→ Texto-fonte:

::::::

Especialistas no campo acadêmico, político e profissionais dos meios de comunicação permitem ao GMK participar diretamente dos processos de resolução política assim como dos discursos acadêmicos. Os casos de desigualdade social e educação para o desenvolvimento são tratados especificamente pelo programa “Medienbildung in der Migrationsgesellschaft – Beiträge zur medienpädagogischen Theorie und Praxis”, que contribui para a formação midiática principalmente entre os imigrantes e funciona em conjunto com o projeto “More colour in the Media! Gesellschaftliche Perspektiven für das Zusammenleben in Deutschland”, que promove a integração dos jovens imigrantes usando os instrumentos midiáticos como proposta de política pública.

::::::

→ Atividade proposta:
Transcreva do texto-fonte o trecho que vai de “Especialistas no campo” até “de política pública.”, inclusive. Baseie-se exclusivamente no texto-fonte.

::::::

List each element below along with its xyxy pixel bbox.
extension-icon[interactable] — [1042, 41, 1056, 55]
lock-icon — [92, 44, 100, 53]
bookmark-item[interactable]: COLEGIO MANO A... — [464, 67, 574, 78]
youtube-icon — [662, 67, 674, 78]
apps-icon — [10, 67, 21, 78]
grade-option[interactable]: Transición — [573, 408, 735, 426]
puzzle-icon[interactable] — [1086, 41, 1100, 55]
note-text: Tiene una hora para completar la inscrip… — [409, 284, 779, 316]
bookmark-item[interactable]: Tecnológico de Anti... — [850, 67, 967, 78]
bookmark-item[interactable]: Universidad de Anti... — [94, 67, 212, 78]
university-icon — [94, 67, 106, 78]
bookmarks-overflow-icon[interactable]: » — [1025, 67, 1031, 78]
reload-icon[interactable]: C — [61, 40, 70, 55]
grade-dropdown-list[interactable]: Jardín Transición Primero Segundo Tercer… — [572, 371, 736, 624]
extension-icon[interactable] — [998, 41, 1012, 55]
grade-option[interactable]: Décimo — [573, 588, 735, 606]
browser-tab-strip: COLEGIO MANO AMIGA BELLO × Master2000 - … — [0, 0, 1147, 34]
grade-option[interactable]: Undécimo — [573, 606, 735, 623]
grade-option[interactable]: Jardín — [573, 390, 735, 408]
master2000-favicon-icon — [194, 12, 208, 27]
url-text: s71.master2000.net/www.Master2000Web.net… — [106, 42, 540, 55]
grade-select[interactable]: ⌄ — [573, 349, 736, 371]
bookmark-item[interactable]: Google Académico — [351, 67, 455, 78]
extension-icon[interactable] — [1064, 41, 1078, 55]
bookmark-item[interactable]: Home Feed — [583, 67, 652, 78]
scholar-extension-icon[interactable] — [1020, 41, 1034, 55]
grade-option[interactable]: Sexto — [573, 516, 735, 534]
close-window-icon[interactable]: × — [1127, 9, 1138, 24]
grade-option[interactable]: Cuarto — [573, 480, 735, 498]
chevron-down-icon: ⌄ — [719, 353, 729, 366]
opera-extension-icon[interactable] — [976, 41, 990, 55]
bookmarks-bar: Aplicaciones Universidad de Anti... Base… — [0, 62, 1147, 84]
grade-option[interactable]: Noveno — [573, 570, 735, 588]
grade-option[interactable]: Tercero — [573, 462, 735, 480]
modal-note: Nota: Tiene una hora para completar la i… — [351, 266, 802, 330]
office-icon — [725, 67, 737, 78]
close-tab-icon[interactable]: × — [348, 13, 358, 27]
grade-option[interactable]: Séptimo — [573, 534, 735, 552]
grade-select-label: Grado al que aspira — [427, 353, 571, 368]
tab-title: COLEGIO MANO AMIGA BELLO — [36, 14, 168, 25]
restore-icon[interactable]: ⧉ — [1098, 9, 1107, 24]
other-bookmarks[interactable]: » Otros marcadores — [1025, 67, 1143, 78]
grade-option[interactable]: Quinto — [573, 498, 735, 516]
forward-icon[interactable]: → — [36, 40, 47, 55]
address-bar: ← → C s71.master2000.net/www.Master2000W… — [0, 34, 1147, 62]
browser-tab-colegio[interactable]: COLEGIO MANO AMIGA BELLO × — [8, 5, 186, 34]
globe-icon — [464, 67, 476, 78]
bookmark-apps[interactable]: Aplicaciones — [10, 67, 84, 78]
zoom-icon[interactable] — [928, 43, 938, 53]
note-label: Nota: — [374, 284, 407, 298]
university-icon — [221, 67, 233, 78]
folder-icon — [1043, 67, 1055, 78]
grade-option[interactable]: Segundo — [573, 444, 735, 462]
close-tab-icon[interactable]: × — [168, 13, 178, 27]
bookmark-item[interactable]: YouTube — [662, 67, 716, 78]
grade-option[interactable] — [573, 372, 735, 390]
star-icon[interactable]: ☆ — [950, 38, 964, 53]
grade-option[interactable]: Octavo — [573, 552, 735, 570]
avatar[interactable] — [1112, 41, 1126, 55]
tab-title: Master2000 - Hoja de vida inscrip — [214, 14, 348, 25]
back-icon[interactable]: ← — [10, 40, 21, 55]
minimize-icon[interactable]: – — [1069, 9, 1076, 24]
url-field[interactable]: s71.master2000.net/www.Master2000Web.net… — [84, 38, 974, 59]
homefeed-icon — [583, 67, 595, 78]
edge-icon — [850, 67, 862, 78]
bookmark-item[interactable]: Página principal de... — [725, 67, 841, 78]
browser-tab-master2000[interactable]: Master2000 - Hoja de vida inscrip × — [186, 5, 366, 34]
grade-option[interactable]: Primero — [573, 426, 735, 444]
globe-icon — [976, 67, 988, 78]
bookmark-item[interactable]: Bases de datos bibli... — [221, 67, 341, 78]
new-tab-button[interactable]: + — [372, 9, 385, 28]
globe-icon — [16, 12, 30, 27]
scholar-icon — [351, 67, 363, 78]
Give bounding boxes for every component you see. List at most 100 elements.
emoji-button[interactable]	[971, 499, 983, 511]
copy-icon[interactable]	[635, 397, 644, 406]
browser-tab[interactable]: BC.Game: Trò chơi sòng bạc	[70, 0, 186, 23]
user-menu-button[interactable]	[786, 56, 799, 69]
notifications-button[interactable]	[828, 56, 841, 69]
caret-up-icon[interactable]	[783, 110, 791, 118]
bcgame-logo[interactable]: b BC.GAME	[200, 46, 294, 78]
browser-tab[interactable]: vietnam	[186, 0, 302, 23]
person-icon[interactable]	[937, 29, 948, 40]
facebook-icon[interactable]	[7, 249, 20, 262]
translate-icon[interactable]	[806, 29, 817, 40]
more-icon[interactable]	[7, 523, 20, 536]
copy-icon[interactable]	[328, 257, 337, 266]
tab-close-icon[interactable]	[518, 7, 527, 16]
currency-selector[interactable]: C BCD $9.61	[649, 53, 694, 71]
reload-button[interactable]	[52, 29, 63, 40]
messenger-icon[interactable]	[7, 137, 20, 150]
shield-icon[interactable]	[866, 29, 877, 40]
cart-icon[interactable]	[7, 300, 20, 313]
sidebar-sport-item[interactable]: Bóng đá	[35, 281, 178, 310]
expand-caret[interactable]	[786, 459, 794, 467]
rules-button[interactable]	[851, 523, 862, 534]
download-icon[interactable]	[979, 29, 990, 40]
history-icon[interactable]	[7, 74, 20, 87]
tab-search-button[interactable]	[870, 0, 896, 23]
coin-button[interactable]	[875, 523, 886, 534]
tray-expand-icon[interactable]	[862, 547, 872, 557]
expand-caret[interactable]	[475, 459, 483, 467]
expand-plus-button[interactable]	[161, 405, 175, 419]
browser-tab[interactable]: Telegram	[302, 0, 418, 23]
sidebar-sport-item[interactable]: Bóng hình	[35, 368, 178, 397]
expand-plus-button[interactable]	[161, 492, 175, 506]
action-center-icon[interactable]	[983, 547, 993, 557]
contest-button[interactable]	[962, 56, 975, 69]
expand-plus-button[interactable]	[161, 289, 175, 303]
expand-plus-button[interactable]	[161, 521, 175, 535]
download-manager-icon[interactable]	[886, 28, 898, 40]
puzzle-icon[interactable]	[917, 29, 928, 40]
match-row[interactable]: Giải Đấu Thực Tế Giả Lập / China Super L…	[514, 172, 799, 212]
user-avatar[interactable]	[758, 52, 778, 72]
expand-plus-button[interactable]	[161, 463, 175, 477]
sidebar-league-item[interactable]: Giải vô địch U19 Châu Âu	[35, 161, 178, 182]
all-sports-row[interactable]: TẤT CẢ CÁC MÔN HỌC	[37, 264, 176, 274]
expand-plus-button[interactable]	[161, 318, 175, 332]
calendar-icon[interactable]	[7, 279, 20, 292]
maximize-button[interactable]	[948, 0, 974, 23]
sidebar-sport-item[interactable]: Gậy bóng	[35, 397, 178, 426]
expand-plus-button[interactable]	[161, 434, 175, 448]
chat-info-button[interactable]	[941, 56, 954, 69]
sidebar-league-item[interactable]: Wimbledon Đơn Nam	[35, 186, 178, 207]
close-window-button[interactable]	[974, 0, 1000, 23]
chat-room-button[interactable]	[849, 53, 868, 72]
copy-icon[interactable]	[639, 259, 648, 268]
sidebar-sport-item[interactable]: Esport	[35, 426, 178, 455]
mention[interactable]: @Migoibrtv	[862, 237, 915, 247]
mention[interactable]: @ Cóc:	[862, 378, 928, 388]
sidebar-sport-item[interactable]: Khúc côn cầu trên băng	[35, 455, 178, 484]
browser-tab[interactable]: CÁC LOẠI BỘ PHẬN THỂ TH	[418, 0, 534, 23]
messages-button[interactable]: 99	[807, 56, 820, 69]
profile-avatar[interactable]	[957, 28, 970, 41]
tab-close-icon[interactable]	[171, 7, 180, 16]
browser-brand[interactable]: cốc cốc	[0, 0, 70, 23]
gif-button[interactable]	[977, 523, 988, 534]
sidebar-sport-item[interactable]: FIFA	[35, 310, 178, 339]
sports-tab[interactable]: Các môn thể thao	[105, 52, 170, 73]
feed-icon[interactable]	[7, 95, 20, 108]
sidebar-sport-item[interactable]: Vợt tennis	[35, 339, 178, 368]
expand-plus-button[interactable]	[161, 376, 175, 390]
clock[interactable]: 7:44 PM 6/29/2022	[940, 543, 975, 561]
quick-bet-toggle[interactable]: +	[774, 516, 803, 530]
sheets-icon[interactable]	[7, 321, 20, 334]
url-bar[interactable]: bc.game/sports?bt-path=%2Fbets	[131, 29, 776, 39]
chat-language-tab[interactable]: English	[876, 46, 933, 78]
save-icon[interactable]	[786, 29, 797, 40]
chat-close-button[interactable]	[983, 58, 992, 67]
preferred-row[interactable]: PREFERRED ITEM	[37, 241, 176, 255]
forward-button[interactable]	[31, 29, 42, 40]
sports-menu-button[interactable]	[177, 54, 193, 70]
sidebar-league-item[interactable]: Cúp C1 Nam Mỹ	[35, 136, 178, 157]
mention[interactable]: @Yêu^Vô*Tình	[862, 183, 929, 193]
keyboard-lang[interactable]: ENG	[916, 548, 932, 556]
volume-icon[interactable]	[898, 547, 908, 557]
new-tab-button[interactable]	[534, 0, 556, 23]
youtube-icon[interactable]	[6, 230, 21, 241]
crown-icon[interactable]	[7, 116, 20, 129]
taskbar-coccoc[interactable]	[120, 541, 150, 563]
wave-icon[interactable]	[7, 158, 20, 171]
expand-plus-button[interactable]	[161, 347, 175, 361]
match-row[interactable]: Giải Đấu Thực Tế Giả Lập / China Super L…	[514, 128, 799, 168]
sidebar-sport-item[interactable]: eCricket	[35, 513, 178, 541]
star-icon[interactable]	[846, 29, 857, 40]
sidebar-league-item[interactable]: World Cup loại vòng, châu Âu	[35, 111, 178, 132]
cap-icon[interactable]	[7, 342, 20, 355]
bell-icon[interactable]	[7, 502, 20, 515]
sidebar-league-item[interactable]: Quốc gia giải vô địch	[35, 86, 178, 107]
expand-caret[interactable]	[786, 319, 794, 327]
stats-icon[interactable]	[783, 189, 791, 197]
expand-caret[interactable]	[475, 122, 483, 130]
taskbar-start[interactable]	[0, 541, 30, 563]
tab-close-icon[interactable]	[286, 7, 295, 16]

::::::

→ Resposta:
Especialistas no campo acadêmico, político e profissionais dos meios de comunicação permitem ao GMK participar diretamente dos processos de resolução política assim como dos discursos acadêmicos. Os casos de desigualdade social e educação para o desenvolvimento são tratados especificamente pelo programa “Medienbildung in der Migrationsgesellschaft – Beiträge zur medienpädagogischen Theorie und Praxis”, que contribui para a formação midiática principalmente entre os imigrantes e funciona em conjunto com o projeto “More colour in the Media! Gesellschaftliche Perspektiven für das Zusammenleben in Deutschland”, que promove a integração dos jovens imigrantes usando os instrumentos midiáticos como proposta de política pública.